Dataset entries:

※ ※ ※

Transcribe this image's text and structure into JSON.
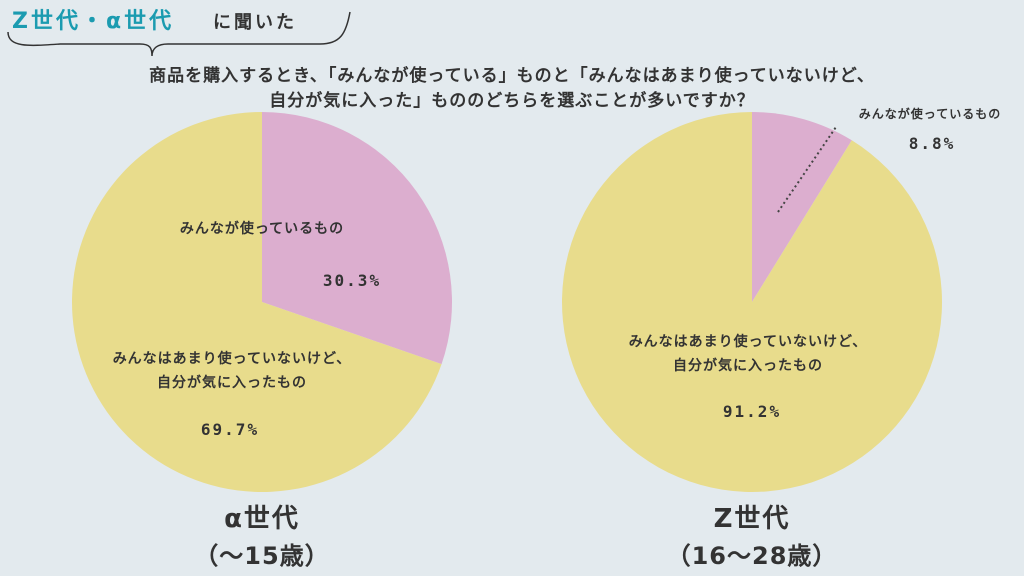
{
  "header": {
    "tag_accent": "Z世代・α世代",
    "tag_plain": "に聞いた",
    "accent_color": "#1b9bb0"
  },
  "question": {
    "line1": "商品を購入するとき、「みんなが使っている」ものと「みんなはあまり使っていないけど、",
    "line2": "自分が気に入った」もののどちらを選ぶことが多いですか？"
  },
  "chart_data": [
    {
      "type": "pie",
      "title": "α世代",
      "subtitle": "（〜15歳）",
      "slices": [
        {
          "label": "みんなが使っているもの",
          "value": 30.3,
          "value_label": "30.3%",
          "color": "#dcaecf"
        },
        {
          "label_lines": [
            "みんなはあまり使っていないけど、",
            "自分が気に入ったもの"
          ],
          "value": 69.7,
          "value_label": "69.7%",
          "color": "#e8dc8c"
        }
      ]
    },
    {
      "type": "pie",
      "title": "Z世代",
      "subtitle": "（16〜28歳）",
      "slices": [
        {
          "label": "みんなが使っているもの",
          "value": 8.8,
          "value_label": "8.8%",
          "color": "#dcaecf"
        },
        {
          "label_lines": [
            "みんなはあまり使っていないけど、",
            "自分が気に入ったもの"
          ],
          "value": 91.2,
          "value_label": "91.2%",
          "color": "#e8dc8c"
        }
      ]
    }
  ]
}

※ ※ ※

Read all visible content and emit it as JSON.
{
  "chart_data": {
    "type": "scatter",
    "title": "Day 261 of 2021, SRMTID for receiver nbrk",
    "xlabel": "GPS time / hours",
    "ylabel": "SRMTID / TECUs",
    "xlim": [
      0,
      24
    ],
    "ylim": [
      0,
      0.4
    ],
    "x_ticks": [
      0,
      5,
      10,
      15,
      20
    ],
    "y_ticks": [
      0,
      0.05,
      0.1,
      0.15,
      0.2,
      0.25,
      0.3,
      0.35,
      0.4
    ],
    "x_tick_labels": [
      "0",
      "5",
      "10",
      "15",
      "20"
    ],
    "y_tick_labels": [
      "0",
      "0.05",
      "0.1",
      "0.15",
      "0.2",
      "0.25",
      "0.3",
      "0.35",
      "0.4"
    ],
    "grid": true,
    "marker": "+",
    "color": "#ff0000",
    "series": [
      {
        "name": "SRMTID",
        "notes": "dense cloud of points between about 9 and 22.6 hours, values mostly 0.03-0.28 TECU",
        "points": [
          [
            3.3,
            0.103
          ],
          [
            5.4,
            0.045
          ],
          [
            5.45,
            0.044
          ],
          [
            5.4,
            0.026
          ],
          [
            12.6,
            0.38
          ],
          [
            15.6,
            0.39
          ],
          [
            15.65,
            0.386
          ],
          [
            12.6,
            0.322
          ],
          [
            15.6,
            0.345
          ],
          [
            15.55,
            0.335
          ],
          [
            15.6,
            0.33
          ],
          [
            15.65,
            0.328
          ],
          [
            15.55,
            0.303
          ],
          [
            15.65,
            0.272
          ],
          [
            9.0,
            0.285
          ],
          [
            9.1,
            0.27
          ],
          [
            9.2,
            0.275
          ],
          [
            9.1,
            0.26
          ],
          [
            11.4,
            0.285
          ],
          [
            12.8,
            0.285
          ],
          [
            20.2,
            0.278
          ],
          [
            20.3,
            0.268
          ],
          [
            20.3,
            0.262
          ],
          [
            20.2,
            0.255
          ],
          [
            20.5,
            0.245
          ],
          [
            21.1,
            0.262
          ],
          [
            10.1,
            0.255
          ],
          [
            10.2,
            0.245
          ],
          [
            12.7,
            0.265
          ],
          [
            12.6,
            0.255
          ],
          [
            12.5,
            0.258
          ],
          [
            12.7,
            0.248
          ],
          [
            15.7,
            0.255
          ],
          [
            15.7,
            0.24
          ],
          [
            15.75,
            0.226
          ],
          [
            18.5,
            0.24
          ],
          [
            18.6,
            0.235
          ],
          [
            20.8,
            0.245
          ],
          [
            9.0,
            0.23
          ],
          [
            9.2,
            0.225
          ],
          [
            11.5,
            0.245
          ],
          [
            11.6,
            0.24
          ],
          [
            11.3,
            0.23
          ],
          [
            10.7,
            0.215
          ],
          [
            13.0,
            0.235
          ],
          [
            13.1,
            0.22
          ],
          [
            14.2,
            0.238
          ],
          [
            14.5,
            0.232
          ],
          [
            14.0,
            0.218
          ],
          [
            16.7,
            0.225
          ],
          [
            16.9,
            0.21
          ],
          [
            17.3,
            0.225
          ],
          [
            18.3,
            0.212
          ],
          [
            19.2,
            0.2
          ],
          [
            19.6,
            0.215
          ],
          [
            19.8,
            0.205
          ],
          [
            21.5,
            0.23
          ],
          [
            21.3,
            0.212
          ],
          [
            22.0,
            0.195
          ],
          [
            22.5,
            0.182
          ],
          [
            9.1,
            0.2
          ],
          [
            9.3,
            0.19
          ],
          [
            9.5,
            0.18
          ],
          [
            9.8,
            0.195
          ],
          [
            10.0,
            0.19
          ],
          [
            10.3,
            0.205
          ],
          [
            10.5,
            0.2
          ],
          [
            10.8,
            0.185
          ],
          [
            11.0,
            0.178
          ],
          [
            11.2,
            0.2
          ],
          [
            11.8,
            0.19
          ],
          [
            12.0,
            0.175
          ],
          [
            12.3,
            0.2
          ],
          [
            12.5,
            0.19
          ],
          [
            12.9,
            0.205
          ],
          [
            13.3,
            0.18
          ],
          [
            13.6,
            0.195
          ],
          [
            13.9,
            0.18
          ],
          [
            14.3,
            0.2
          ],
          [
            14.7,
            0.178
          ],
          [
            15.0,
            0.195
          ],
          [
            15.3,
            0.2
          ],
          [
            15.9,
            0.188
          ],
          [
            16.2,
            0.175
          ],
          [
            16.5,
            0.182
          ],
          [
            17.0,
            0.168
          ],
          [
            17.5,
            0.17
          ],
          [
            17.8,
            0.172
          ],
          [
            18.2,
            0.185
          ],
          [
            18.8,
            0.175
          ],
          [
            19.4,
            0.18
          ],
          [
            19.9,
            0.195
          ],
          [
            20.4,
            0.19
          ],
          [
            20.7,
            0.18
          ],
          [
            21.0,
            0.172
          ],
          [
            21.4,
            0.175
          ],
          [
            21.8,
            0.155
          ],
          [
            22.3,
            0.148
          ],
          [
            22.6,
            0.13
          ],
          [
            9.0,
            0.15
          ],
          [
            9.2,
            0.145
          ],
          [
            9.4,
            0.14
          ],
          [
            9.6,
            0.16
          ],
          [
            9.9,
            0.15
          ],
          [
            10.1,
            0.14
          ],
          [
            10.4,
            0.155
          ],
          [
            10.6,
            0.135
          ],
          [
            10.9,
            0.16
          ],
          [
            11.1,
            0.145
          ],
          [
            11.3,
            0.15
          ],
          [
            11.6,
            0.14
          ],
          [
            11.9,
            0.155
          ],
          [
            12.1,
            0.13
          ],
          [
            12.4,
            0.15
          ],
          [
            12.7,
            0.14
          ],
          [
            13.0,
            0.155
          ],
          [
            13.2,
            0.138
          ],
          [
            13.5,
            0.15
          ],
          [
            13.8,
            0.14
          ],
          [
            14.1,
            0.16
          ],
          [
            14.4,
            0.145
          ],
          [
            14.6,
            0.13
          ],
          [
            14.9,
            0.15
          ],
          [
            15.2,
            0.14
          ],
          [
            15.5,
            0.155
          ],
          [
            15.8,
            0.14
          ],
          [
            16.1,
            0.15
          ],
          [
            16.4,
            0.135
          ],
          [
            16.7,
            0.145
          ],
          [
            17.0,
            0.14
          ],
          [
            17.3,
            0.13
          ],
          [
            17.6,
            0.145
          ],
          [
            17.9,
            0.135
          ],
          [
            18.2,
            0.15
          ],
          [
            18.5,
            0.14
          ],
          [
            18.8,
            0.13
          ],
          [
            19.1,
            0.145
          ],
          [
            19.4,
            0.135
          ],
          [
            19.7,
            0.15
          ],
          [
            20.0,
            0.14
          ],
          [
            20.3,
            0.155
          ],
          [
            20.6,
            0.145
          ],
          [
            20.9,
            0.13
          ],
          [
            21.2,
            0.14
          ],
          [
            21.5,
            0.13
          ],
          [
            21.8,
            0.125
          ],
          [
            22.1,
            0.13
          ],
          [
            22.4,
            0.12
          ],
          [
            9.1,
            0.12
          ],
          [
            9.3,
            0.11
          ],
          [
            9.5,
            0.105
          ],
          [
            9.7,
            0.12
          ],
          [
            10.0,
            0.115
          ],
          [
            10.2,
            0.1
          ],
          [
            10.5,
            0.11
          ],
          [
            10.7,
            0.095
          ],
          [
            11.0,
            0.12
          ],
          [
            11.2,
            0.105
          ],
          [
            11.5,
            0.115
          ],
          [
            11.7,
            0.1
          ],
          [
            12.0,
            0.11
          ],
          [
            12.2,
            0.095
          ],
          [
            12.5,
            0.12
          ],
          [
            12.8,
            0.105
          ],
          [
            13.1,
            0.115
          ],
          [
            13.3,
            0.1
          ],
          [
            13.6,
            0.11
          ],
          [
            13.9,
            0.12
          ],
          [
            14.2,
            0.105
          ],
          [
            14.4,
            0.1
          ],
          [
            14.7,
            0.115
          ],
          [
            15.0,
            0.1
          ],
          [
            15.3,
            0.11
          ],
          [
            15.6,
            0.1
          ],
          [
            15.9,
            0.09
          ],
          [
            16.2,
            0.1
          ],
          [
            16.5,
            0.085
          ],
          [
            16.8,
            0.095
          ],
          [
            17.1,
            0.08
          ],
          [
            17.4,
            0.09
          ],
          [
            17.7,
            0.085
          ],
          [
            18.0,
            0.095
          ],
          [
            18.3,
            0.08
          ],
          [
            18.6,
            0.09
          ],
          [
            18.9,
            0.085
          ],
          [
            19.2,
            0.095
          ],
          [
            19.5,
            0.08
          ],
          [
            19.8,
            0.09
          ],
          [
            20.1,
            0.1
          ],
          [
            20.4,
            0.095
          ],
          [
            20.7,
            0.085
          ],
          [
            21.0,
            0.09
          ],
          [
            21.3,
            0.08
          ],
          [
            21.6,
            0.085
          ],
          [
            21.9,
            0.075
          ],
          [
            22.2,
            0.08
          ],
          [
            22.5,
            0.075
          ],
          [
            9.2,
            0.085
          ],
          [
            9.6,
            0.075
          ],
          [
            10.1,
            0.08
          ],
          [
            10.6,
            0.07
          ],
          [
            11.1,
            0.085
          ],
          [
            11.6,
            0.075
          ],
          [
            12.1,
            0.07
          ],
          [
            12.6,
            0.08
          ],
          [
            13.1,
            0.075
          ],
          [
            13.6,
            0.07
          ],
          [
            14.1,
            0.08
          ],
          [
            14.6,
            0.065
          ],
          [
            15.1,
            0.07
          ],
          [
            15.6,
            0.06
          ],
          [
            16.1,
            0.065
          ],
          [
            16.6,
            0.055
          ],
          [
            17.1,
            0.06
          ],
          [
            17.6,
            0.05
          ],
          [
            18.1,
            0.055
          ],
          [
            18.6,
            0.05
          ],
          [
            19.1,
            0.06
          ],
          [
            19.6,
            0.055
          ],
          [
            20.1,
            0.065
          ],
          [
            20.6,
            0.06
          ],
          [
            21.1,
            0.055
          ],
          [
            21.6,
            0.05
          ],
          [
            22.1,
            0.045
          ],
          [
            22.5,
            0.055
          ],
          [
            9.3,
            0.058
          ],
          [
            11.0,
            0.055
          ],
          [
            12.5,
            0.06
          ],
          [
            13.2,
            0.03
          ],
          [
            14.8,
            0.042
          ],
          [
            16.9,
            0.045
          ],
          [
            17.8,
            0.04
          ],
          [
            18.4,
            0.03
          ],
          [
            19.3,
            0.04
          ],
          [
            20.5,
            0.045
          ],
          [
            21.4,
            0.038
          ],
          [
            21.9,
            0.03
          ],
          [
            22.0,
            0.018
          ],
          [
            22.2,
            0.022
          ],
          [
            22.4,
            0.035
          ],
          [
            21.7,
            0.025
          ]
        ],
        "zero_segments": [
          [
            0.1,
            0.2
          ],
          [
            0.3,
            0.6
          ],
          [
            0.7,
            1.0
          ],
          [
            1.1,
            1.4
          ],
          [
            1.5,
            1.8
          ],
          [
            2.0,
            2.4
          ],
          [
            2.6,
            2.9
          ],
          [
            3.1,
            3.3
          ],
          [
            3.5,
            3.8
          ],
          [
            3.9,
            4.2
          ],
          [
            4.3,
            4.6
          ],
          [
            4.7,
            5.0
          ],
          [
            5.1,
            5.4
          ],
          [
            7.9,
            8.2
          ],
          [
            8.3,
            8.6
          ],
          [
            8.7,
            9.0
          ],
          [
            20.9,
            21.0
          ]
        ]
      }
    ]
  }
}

※ ※ ※

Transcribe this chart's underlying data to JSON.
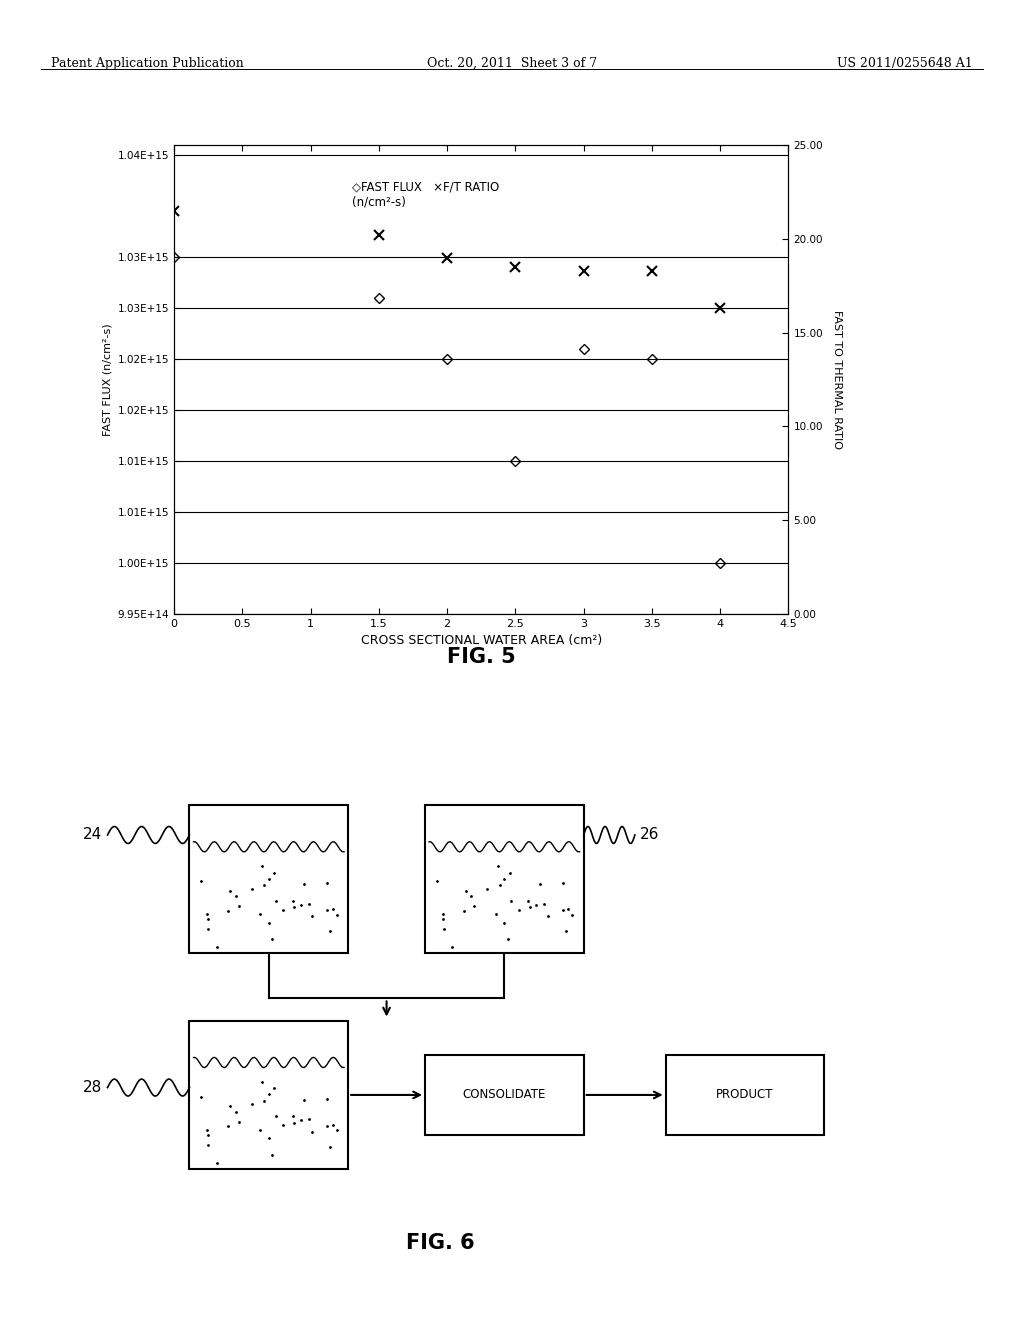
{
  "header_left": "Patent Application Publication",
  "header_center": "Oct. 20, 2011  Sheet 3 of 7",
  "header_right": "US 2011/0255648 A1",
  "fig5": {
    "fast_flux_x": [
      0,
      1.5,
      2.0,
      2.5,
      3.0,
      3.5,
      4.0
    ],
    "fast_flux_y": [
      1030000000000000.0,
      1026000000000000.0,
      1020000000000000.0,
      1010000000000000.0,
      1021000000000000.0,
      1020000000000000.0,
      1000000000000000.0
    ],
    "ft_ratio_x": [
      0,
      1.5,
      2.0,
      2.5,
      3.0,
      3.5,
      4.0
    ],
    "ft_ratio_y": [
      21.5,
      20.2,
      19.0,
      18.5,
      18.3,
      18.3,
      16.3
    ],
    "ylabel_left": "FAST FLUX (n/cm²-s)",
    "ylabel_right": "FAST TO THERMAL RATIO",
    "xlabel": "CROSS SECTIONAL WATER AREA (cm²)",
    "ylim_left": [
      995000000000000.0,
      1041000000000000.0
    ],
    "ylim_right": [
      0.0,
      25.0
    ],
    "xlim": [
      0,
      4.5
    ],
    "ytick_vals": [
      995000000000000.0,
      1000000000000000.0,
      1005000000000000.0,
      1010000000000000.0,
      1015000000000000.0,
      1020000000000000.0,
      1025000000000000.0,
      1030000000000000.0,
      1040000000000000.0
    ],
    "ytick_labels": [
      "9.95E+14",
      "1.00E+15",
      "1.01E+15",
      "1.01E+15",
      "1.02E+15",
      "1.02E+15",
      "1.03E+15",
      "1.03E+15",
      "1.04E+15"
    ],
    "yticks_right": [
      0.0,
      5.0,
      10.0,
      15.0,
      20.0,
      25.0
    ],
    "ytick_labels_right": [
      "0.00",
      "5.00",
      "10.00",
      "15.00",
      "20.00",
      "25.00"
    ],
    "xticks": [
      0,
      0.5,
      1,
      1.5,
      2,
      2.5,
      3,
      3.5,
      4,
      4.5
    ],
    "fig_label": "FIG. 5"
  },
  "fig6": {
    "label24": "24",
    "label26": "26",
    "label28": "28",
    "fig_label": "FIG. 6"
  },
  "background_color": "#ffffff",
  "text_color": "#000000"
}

※ ※ ※

Task goal: Select all lines with the word "Transcribe" from the entries above.

Answer to this exercise:
Transcribe this image's text and structure into JSON.
Transcribe this chart's underlying data to JSON.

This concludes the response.